↓↓↓

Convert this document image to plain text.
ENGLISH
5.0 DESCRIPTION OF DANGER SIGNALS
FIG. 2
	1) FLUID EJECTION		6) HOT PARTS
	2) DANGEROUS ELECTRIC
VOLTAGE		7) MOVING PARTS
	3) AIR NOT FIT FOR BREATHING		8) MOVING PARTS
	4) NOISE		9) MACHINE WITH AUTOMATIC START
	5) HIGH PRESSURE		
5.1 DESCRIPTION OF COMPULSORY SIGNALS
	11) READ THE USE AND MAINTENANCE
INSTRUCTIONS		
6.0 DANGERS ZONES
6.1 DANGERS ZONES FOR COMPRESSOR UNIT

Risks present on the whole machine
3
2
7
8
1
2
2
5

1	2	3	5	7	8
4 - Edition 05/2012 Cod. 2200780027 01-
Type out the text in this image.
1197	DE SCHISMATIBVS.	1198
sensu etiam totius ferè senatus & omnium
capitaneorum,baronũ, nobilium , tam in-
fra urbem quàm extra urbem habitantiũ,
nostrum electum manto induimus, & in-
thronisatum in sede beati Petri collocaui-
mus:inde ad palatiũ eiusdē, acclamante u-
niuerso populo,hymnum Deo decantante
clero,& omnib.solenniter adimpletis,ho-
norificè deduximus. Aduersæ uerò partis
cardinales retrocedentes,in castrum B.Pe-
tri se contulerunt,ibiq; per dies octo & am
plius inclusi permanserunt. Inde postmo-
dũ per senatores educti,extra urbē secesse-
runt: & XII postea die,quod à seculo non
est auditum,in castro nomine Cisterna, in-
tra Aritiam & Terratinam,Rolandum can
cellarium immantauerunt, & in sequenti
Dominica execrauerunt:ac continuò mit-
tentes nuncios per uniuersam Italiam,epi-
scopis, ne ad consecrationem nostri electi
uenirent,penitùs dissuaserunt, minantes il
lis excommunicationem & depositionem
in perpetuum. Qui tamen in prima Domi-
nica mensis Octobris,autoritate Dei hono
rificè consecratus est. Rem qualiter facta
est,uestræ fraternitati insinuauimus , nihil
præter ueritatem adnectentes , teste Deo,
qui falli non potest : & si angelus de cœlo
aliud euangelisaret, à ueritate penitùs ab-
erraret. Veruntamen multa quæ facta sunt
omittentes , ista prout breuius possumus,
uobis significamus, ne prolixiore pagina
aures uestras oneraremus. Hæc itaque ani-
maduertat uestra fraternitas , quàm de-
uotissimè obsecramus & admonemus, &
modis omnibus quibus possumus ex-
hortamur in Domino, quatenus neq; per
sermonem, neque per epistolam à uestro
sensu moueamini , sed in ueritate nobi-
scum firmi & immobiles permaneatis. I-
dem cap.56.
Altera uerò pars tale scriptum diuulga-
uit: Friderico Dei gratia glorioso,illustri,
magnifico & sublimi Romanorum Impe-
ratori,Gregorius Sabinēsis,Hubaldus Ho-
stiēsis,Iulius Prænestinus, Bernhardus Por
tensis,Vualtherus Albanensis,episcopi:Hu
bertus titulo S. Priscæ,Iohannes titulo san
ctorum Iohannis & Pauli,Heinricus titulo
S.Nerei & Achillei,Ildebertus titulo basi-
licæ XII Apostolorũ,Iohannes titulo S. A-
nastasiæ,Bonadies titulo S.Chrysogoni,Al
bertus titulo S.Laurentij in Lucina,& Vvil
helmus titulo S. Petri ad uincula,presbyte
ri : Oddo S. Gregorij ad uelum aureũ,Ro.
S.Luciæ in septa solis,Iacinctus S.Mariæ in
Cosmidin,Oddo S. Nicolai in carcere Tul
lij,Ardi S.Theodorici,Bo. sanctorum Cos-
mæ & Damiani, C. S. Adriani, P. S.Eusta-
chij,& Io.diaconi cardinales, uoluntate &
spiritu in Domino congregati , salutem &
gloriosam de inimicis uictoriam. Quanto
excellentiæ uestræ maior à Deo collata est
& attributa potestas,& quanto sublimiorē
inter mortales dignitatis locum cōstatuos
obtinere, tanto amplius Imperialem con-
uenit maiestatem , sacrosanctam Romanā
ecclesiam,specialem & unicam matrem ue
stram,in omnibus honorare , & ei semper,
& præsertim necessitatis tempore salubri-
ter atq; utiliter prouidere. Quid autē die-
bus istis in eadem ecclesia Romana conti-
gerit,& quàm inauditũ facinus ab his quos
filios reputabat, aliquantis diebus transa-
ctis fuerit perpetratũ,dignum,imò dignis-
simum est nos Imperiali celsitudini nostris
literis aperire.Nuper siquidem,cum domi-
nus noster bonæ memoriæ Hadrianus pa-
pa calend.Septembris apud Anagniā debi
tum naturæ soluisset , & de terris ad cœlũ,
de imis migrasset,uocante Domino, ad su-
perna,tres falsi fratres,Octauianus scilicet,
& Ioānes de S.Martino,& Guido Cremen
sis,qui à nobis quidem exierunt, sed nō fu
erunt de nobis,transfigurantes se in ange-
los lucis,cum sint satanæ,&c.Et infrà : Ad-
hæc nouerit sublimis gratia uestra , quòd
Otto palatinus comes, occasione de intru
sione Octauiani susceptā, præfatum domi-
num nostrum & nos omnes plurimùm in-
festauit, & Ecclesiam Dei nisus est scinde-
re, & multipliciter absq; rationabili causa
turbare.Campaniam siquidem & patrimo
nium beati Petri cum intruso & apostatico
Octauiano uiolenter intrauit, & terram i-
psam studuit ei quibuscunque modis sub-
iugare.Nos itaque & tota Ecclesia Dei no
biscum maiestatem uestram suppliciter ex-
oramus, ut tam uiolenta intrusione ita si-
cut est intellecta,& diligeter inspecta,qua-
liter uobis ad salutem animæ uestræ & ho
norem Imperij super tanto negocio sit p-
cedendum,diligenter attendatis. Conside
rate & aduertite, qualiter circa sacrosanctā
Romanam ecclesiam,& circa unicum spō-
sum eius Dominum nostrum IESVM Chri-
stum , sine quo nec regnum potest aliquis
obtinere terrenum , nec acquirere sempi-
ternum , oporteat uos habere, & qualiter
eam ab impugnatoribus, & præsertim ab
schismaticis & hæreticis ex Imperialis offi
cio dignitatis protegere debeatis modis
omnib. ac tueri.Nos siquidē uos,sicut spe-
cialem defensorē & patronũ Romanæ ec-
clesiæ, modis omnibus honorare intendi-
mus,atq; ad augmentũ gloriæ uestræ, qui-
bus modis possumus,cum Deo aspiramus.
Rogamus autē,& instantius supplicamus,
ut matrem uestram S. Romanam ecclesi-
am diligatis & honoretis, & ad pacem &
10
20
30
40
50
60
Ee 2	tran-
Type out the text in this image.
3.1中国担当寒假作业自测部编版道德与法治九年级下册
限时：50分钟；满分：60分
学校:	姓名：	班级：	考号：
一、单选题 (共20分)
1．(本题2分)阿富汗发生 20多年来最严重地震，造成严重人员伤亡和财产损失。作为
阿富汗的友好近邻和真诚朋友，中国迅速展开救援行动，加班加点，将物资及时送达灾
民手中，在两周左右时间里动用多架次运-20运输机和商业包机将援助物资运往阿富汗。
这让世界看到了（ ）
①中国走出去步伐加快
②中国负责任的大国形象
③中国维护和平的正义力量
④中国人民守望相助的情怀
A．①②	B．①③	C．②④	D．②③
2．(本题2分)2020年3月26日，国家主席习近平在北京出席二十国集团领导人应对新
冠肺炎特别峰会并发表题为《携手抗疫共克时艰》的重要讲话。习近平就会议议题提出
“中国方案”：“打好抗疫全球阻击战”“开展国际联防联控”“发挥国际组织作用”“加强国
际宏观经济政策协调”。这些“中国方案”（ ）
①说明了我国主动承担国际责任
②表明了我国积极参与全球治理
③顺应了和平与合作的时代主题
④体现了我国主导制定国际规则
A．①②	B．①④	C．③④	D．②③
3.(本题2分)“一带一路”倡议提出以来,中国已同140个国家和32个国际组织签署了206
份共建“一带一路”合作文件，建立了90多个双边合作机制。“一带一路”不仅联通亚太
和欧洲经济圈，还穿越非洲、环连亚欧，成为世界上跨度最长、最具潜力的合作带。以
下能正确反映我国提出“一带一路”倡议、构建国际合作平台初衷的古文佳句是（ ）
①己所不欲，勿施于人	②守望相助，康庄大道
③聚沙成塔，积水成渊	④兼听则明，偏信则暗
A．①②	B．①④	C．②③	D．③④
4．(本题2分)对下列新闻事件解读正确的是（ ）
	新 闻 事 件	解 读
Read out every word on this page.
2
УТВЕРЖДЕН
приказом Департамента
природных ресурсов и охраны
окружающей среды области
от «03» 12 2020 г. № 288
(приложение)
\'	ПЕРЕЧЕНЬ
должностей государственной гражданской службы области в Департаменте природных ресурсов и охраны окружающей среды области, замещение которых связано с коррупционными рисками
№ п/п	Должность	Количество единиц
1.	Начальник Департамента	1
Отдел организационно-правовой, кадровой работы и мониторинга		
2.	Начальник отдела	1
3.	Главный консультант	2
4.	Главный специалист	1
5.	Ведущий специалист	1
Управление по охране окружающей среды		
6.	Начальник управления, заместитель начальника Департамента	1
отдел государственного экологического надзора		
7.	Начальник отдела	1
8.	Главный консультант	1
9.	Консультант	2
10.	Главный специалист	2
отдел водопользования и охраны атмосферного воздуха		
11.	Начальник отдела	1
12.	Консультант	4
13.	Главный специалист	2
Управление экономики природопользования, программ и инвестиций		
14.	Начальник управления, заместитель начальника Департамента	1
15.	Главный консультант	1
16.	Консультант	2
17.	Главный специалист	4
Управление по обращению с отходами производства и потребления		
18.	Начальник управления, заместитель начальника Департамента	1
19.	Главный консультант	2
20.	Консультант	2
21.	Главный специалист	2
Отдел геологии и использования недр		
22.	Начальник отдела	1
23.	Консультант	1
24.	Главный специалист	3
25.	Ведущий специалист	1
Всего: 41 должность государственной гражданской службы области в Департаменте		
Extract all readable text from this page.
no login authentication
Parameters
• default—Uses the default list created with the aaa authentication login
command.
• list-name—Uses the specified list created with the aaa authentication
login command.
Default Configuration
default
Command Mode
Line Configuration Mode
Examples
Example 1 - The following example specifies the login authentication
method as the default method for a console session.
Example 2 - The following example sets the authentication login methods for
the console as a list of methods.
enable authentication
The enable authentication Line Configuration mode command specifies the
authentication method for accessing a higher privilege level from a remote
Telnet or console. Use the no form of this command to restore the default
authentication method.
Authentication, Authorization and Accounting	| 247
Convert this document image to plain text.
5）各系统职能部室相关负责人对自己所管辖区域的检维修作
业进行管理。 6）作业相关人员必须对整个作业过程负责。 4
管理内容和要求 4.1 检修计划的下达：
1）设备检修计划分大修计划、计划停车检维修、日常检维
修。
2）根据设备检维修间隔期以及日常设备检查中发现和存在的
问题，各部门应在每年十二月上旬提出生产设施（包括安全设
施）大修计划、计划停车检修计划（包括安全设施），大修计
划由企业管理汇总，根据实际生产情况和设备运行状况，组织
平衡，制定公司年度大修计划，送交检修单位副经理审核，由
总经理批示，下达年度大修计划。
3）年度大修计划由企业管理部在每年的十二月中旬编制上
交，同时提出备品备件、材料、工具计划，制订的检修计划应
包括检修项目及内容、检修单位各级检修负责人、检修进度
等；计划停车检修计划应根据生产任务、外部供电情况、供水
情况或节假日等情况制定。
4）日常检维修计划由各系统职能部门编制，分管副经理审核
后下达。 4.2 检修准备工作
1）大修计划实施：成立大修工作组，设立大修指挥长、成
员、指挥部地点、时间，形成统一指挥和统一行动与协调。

↑↑↑

- _EXERCISE AIM_:
Exactly reproduce the lines from the one containing "Extract all readable text from this page." through the end of the records, and only those lines.

- _SOLUTION TO THE EXERCISE_:
Extract all readable text from this page.
no login authentication
Parameters
• default—Uses the default list created with the aaa authentication login
command.
• list-name—Uses the specified list created with the aaa authentication
login command.
Default Configuration
default
Command Mode
Line Configuration Mode
Examples
Example 1 - The following example specifies the login authentication
method as the default method for a console session.
Example 2 - The following example sets the authentication login methods for
the console as a list of methods.
enable authentication
The enable authentication Line Configuration mode command specifies the
authentication method for accessing a higher privilege level from a remote
Telnet or console. Use the no form of this command to restore the default
authentication method.
Authentication, Authorization and Accounting	| 247
Convert this document image to plain text.
5）各系统职能部室相关负责人对自己所管辖区域的检维修作
业进行管理。 6）作业相关人员必须对整个作业过程负责。 4
管理内容和要求 4.1 检修计划的下达：
1）设备检修计划分大修计划、计划停车检维修、日常检维
修。
2）根据设备检维修间隔期以及日常设备检查中发现和存在的
问题，各部门应在每年十二月上旬提出生产设施（包括安全设
施）大修计划、计划停车检修计划（包括安全设施），大修计
划由企业管理汇总，根据实际生产情况和设备运行状况，组织
平衡，制定公司年度大修计划，送交检修单位副经理审核，由
总经理批示，下达年度大修计划。
3）年度大修计划由企业管理部在每年的十二月中旬编制上
交，同时提出备品备件、材料、工具计划，制订的检修计划应
包括检修项目及内容、检修单位各级检修负责人、检修进度
等；计划停车检修计划应根据生产任务、外部供电情况、供水
情况或节假日等情况制定。
4）日常检维修计划由各系统职能部门编制，分管副经理审核
后下达。 4.2 检修准备工作
1）大修计划实施：成立大修工作组，设立大修指挥长、成
员、指挥部地点、时间，形成统一指挥和统一行动与协调。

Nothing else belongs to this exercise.